Exercise details » All lines in which the word "style" occurs are to be extracted.

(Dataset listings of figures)
---

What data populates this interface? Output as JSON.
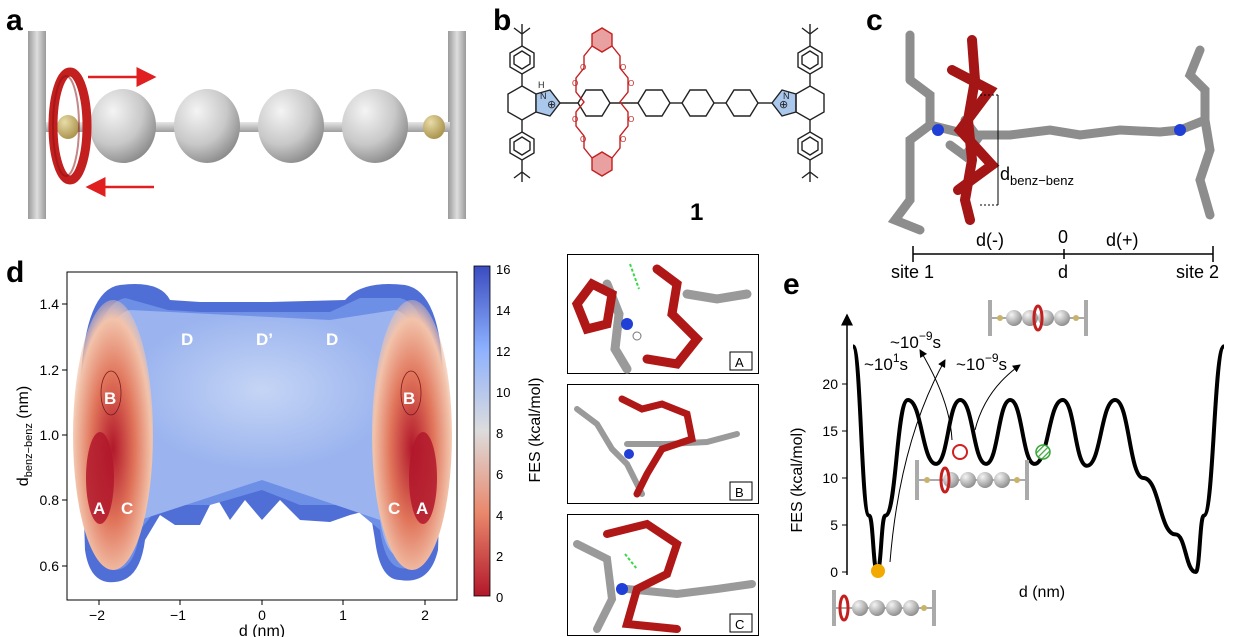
{
  "panel_labels": {
    "a": "a",
    "b": "b",
    "c": "c",
    "d": "d",
    "e": "e"
  },
  "colors": {
    "ring_red": "#c41f1f",
    "bead_gray": "#c8c8c8",
    "stopper_gold": "#c9b26a",
    "arrow_red": "#e02020",
    "bond_gray": "#9a9a9a",
    "nitrogen_blue": "#1f3fd6",
    "hbond_green": "#39d84a",
    "fes_low": "#b2182b",
    "fes_mid": "#dcdcdc",
    "fes_high": "#3b4cc0",
    "marker_orange": "#f2a900",
    "marker_green": "#3aa63a"
  },
  "panel_b": {
    "compound_label": "1",
    "nh_label": "H",
    "plus_label": "⊕",
    "n_label": "N",
    "o_label": "O"
  },
  "panel_c": {
    "distance_label": "d",
    "distance_subscript": "benz−benz",
    "d_minus": "d(-)",
    "zero": "0",
    "d_plus": "d(+)",
    "axis_label": "d",
    "site1": "site 1",
    "site2": "site 2"
  },
  "panel_d": {
    "ylabel": "d",
    "ylabel_sub": "benz−benz",
    "ylabel_unit": "(nm)",
    "xlabel": "d (nm)",
    "colorbar_label": "FES (kcal/mol)",
    "region_labels": {
      "A": "A",
      "B": "B",
      "C": "C",
      "D": "D",
      "Dp": "D’"
    }
  },
  "snapshots": [
    "A",
    "B",
    "C"
  ],
  "panel_e": {
    "ylabel": "FES (kcal/mol)",
    "xlabel": "d (nm)",
    "ann_left": "~10",
    "ann_left_exp": "1",
    "ann_top": "~10",
    "ann_top_exp": "−9",
    "ann_right": "~10",
    "ann_right_exp": "−9",
    "unit_s": "s"
  },
  "chart_data": [
    {
      "type": "heatmap",
      "title": "",
      "xlabel": "d (nm)",
      "ylabel": "d benz−benz (nm)",
      "xlim": [
        -2.4,
        2.4
      ],
      "ylim": [
        0.52,
        1.5
      ],
      "xticks": [
        -2,
        -1,
        0,
        1,
        2
      ],
      "yticks": [
        0.6,
        0.8,
        1.0,
        1.2,
        1.4
      ],
      "colorbar": {
        "label": "FES (kcal/mol)",
        "min": 0,
        "max": 16,
        "ticks": [
          0,
          2,
          4,
          6,
          8,
          10,
          12,
          14,
          16
        ]
      },
      "regions": [
        {
          "label": "A",
          "d": -2.0,
          "benz": 0.8
        },
        {
          "label": "C",
          "d": -1.65,
          "benz": 0.8
        },
        {
          "label": "B",
          "d": -1.9,
          "benz": 1.1
        },
        {
          "label": "D",
          "d": -1.0,
          "benz": 1.4
        },
        {
          "label": "D’",
          "d": 0.0,
          "benz": 1.4
        },
        {
          "label": "D",
          "d": 0.95,
          "benz": 1.4
        },
        {
          "label": "B",
          "d": 1.9,
          "benz": 1.1
        },
        {
          "label": "C",
          "d": 1.65,
          "benz": 0.8
        },
        {
          "label": "A",
          "d": 2.0,
          "benz": 0.8
        }
      ]
    },
    {
      "type": "line",
      "title": "",
      "xlabel": "d (nm)",
      "ylabel": "FES (kcal/mol)",
      "ylim": [
        0,
        25
      ],
      "yticks": [
        0,
        5,
        10,
        15,
        20
      ],
      "series": [
        {
          "x": [
            -2.3,
            -2.1,
            -2.0,
            -1.9,
            -1.62,
            -1.27,
            -0.97,
            -0.65,
            -0.35,
            -0.05,
            0.3,
            0.6,
            0.95,
            1.3,
            1.7,
            1.95,
            2.05,
            2.3
          ],
          "values": [
            24,
            6,
            0,
            6,
            18.3,
            11.5,
            18.3,
            11.5,
            18.3,
            11.5,
            18.3,
            11.3,
            18.3,
            10,
            4,
            0,
            6,
            24
          ]
        }
      ],
      "markers": [
        {
          "d": -2.0,
          "fes": 0,
          "color": "orange"
        },
        {
          "d": -1.27,
          "fes": 11.5,
          "style": "open red ring"
        },
        {
          "d": -0.65,
          "fes": 11.5,
          "style": "hatched green"
        }
      ],
      "annotations": [
        "~10^1 s",
        "~10^-9 s",
        "~10^-9 s"
      ]
    }
  ]
}
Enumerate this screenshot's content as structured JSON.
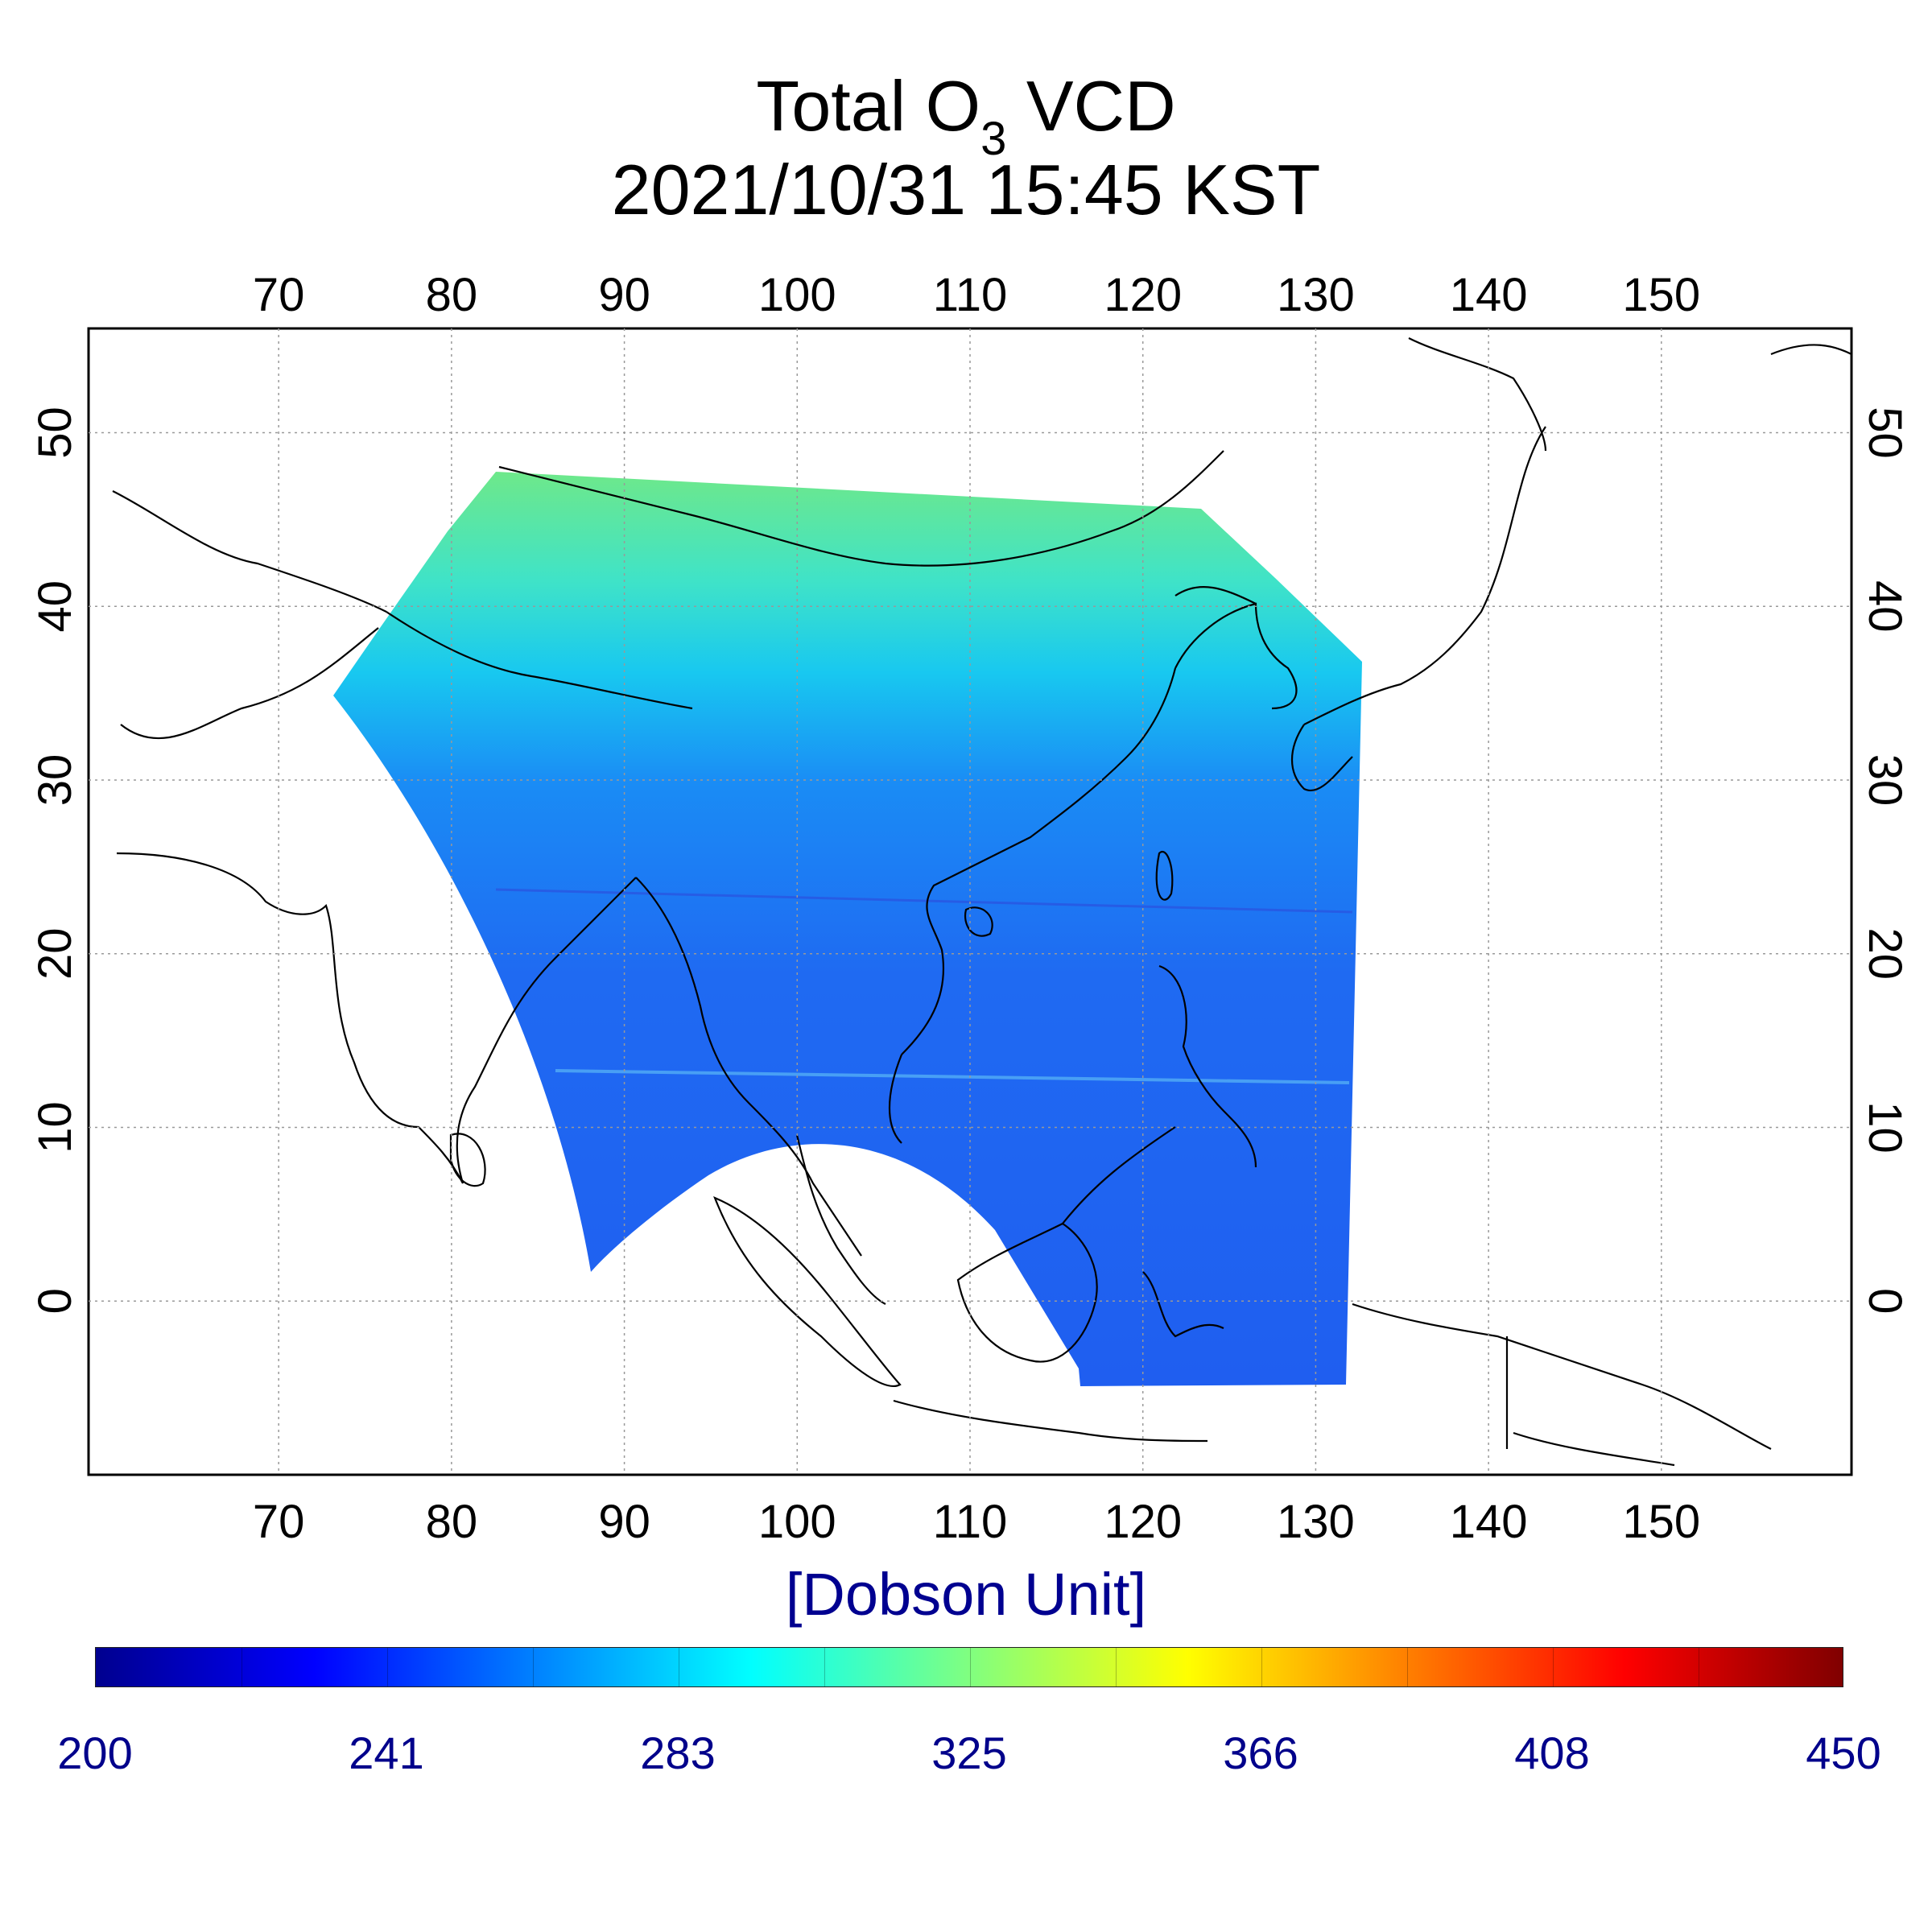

---

Task solution »
          "style": "open red ring"
          "style": "hatched green"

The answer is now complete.